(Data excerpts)
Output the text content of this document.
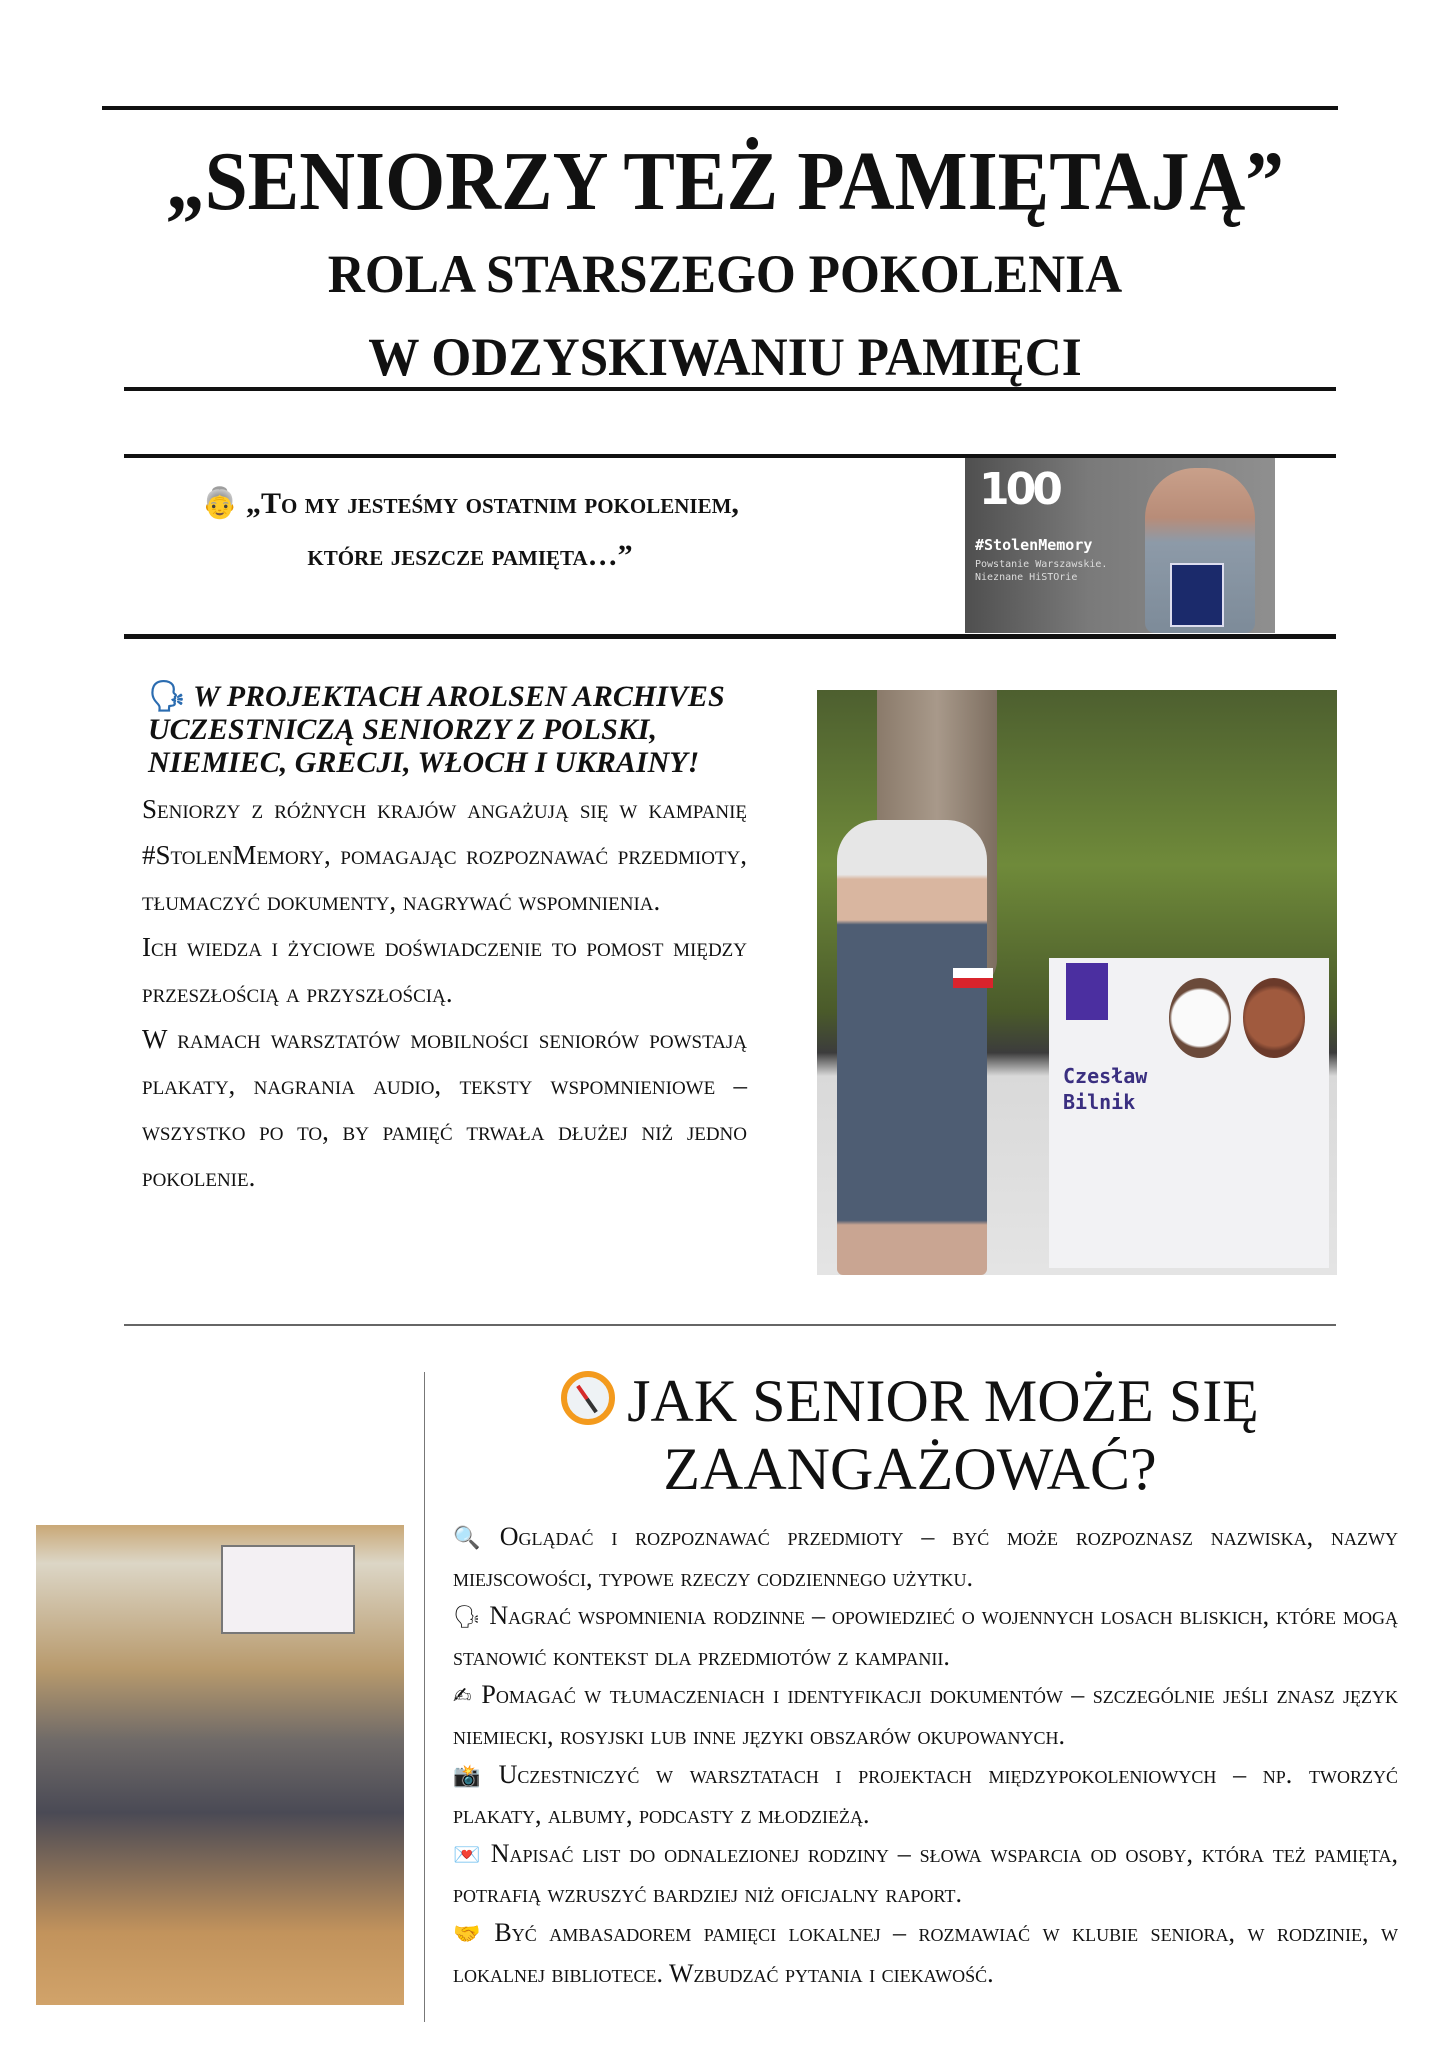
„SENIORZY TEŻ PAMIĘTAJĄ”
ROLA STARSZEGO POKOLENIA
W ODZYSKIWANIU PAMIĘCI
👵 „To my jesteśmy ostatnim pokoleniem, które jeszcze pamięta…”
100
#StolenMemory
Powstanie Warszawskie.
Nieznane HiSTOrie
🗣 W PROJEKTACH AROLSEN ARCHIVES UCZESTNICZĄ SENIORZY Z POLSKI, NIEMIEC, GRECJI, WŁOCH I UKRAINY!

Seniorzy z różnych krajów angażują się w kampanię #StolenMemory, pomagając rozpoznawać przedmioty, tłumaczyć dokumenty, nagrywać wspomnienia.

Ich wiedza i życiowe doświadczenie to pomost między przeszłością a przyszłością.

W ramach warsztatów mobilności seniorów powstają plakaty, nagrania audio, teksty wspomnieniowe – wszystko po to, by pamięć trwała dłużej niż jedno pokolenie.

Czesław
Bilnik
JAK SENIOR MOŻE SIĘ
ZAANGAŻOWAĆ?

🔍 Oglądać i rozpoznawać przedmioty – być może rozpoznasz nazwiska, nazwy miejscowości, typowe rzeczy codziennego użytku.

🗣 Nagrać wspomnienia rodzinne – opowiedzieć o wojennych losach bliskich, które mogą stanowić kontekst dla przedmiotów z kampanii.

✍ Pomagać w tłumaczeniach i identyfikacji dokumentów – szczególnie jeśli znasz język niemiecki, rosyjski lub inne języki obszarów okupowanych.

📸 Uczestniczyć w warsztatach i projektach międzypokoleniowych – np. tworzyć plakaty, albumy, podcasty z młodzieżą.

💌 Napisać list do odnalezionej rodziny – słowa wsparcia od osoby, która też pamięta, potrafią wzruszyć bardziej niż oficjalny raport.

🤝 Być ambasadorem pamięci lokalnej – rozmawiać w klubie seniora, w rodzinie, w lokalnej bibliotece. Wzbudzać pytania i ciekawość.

---

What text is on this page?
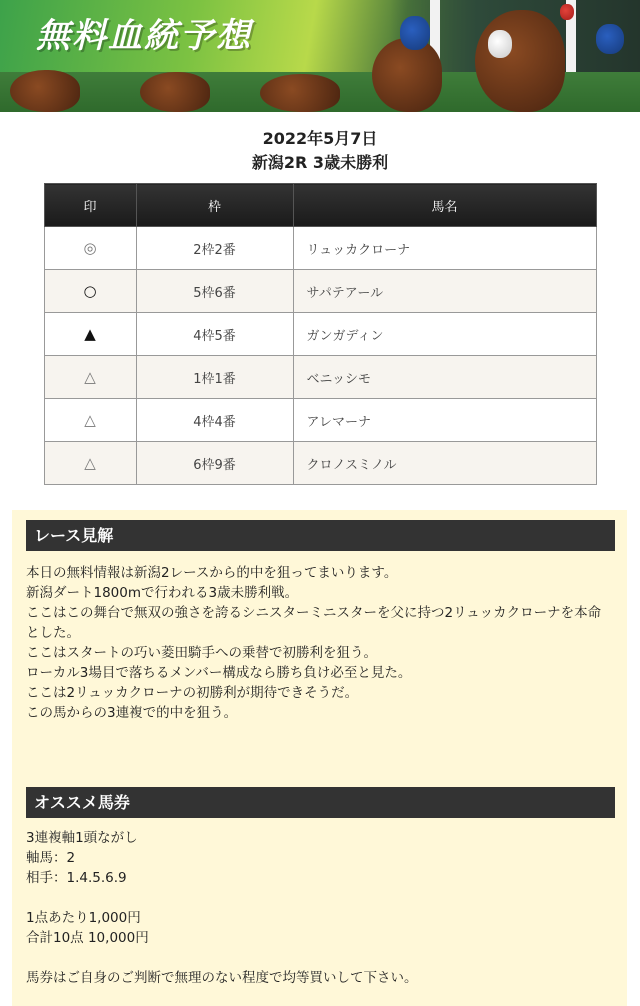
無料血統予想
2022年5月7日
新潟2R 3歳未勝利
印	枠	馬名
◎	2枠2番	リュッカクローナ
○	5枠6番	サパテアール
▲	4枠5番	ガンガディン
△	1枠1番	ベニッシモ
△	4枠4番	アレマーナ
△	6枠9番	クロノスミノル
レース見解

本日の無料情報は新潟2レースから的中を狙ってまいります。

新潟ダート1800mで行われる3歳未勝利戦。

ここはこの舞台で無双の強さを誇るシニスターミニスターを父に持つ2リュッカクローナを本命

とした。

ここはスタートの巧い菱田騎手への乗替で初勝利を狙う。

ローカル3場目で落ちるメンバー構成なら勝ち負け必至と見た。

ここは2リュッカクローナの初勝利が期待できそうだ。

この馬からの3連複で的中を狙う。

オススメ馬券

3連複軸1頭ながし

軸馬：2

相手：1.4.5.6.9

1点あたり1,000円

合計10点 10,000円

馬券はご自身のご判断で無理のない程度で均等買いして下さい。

*Your goal*
Consider the entries above and return each line with the string "text".

*Reply*
Output the text content of this document.
What text is on this page?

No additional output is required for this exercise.